----- DATA PROVIDED -----

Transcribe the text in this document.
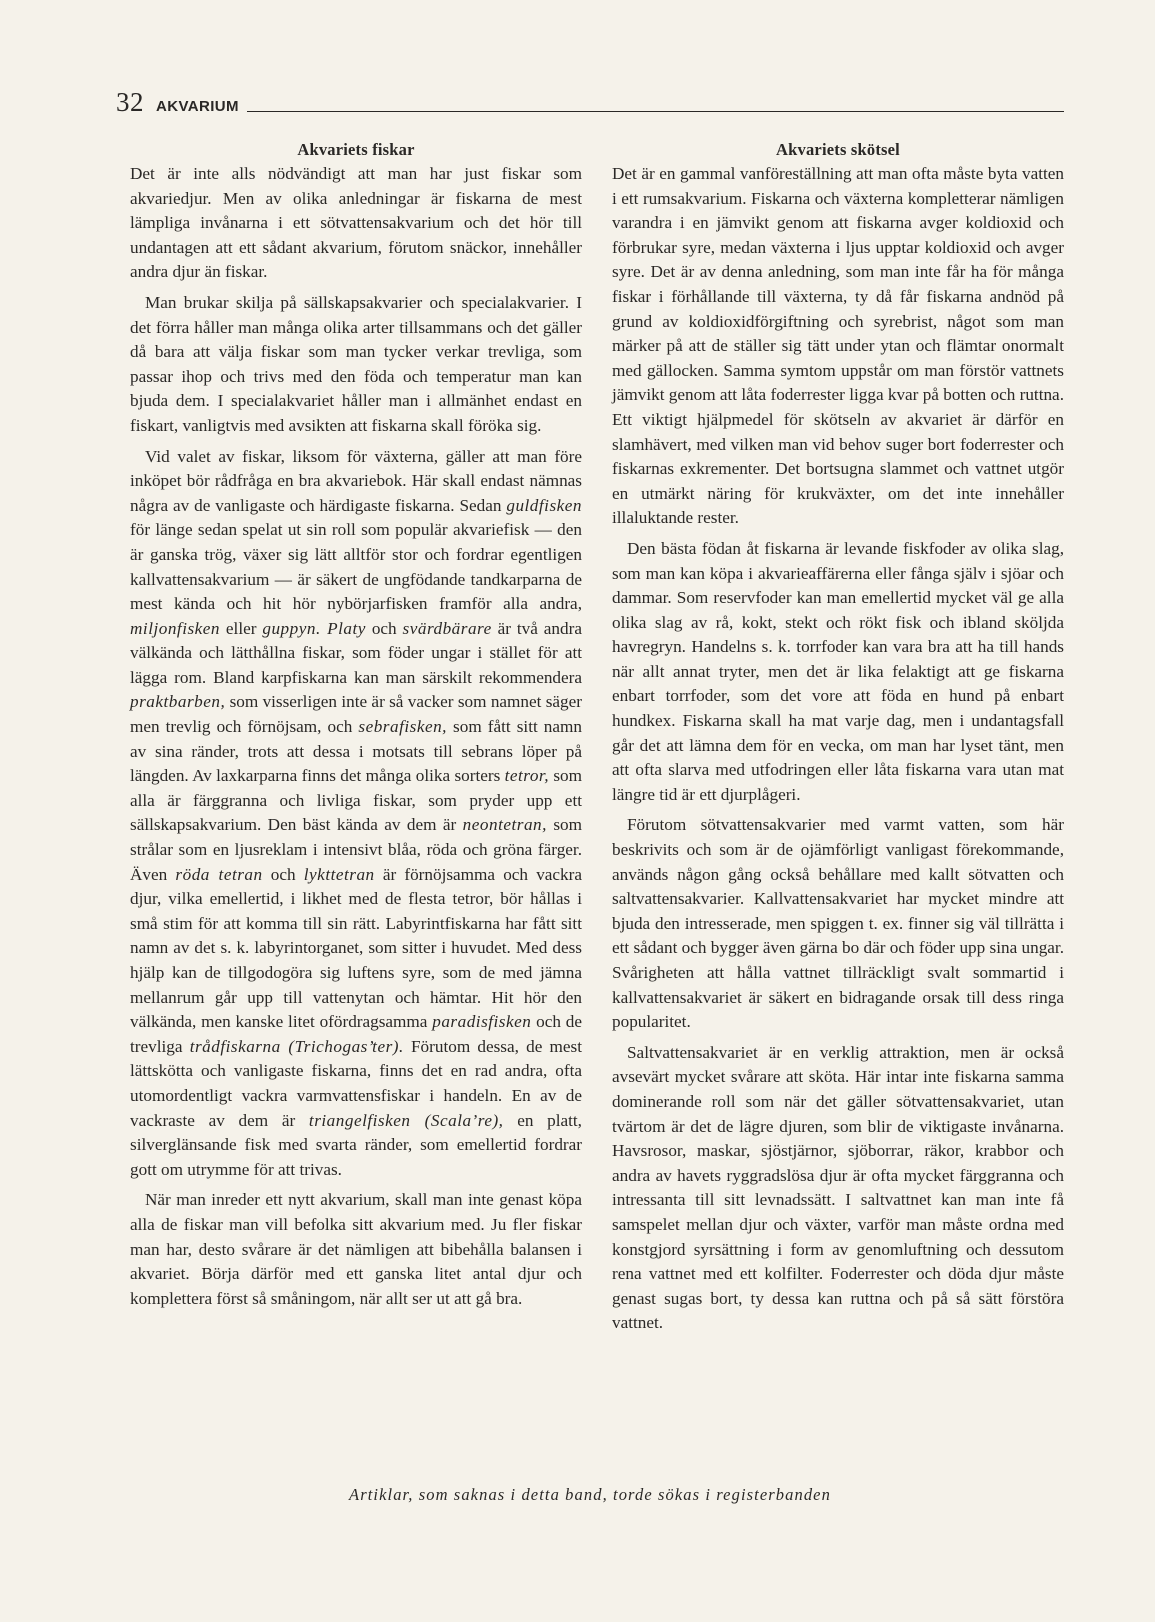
32 AKVARIUM
Akvariets fiskar

Det är inte alls nödvändigt att man har just fiskar som akvariedjur. Men av olika anledningar är fiskarna de mest lämpliga invånarna i ett sötvattensakvarium och det hör till undantagen att ett sådant akvarium, förutom snäckor, innehåller andra djur än fiskar.

Man brukar skilja på sällskapsakvarier och specialakvarier. I det förra håller man många olika arter tillsammans och det gäller då bara att välja fiskar som man tycker verkar trevliga, som passar ihop och trivs med den föda och temperatur man kan bjuda dem. I specialakvariet håller man i allmänhet endast en fiskart, vanligtvis med avsikten att fiskarna skall föröka sig.

Vid valet av fiskar, liksom för växterna, gäller att man före inköpet bör rådfråga en bra akvariebok. Här skall endast nämnas några av de vanligaste och härdigaste fiskarna. Sedan guldfisken för länge sedan spelat ut sin roll som populär akvariefisk — den är ganska trög, växer sig lätt alltför stor och fordrar egentligen kallvattensakvarium — är säkert de ungfödande tandkarparna de mest kända och hit hör nybörjarfisken framför alla andra, miljonfisken eller guppyn. Platy och svärdbärare är två andra välkända och lätthållna fiskar, som föder ungar i stället för att lägga rom. Bland karpfiskarna kan man särskilt rekommendera praktbarben, som visserligen inte är så vacker som namnet säger men trevlig och förnöjsam, och sebrafisken, som fått sitt namn av sina ränder, trots att dessa i motsats till sebrans löper på längden. Av laxkarparna finns det många olika sorters tetror, som alla är färggranna och livliga fiskar, som pryder upp ett sällskapsakvarium. Den bäst kända av dem är neontetran, som strålar som en ljusreklam i intensivt blåa, röda och gröna färger. Även röda tetran och lykttetran är förnöjsamma och vackra djur, vilka emellertid, i likhet med de flesta tetror, bör hållas i små stim för att komma till sin rätt. Labyrintfiskarna har fått sitt namn av det s. k. labyrintorganet, som sitter i huvudet. Med dess hjälp kan de tillgodogöra sig luftens syre, som de med jämna mellanrum går upp till vattenytan och hämtar. Hit hör den välkända, men kanske litet ofördragsamma paradisfisken och de trevliga trådfiskarna (Trichogas’ter). Förutom dessa, de mest lättskötta och vanligaste fiskarna, finns det en rad andra, ofta utomordentligt vackra varmvattensfiskar i handeln. En av de vackraste av dem är triangelfisken (Scala’re), en platt, silverglänsande fisk med svarta ränder, som emellertid fordrar gott om utrymme för att trivas.

När man inreder ett nytt akvarium, skall man inte genast köpa alla de fiskar man vill befolka sitt akvarium med. Ju fler fiskar man har, desto svårare är det nämligen att bibehålla balansen i akvariet. Börja därför med ett ganska litet antal djur och komplettera först så småningom, när allt ser ut att gå bra.

Akvariets skötsel

Det är en gammal vanföreställning att man ofta måste byta vatten i ett rumsakvarium. Fiskarna och växterna kompletterar nämligen varandra i en jämvikt genom att fiskarna avger koldioxid och förbrukar syre, medan växterna i ljus upptar koldioxid och avger syre. Det är av denna anledning, som man inte får ha för många fiskar i förhållande till växterna, ty då får fiskarna andnöd på grund av koldioxidförgiftning och syrebrist, något som man märker på att de ställer sig tätt under ytan och flämtar onormalt med gällocken. Samma symtom uppstår om man förstör vattnets jämvikt genom att låta foderrester ligga kvar på botten och ruttna. Ett viktigt hjälpmedel för skötseln av akvariet är därför en slamhävert, med vilken man vid behov suger bort foderrester och fiskarnas exkrementer. Det bortsugna slammet och vattnet utgör en utmärkt näring för krukväxter, om det inte innehåller illaluktande rester.

Den bästa födan åt fiskarna är levande fiskfoder av olika slag, som man kan köpa i akvarieaffärerna eller fånga själv i sjöar och dammar. Som reservfoder kan man emellertid mycket väl ge alla olika slag av rå, kokt, stekt och rökt fisk och ibland sköljda havregryn. Handelns s. k. torrfoder kan vara bra att ha till hands när allt annat tryter, men det är lika felaktigt att ge fiskarna enbart torrfoder, som det vore att föda en hund på enbart hundkex. Fiskarna skall ha mat varje dag, men i undantagsfall går det att lämna dem för en vecka, om man har lyset tänt, men att ofta slarva med utfodringen eller låta fiskarna vara utan mat längre tid är ett djurplågeri.

Förutom sötvattensakvarier med varmt vatten, som här beskrivits och som är de ojämförligt vanligast förekommande, används någon gång också behållare med kallt sötvatten och saltvattensakvarier. Kallvattensakvariet har mycket mindre att bjuda den intresserade, men spiggen t. ex. finner sig väl tillrätta i ett sådant och bygger även gärna bo där och föder upp sina ungar. Svårigheten att hålla vattnet tillräckligt svalt sommartid i kallvattensakvariet är säkert en bidragande orsak till dess ringa popularitet.

Saltvattensakvariet är en verklig attraktion, men är också avsevärt mycket svårare att sköta. Här intar inte fiskarna samma dominerande roll som när det gäller sötvattensakvariet, utan tvärtom är det de lägre djuren, som blir de viktigaste invånarna. Havsrosor, maskar, sjöstjärnor, sjöborrar, räkor, krabbor och andra av havets ryggradslösa djur är ofta mycket färggranna och intressanta till sitt levnadssätt. I saltvattnet kan man inte få samspelet mellan djur och växter, varför man måste ordna med konstgjord syrsättning i form av genomluftning och dessutom rena vattnet med ett kolfilter. Foderrester och döda djur måste genast sugas bort, ty dessa kan ruttna och på så sätt förstöra vattnet.

Artiklar, som saknas i detta band, torde sökas i registerbanden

-----

WORK TO BE COMPLETED:
The lines above that include "Akvariets" should each be listed.

FINISHED EXERCISE:
Akvariets fiskar
Akvariets skötsel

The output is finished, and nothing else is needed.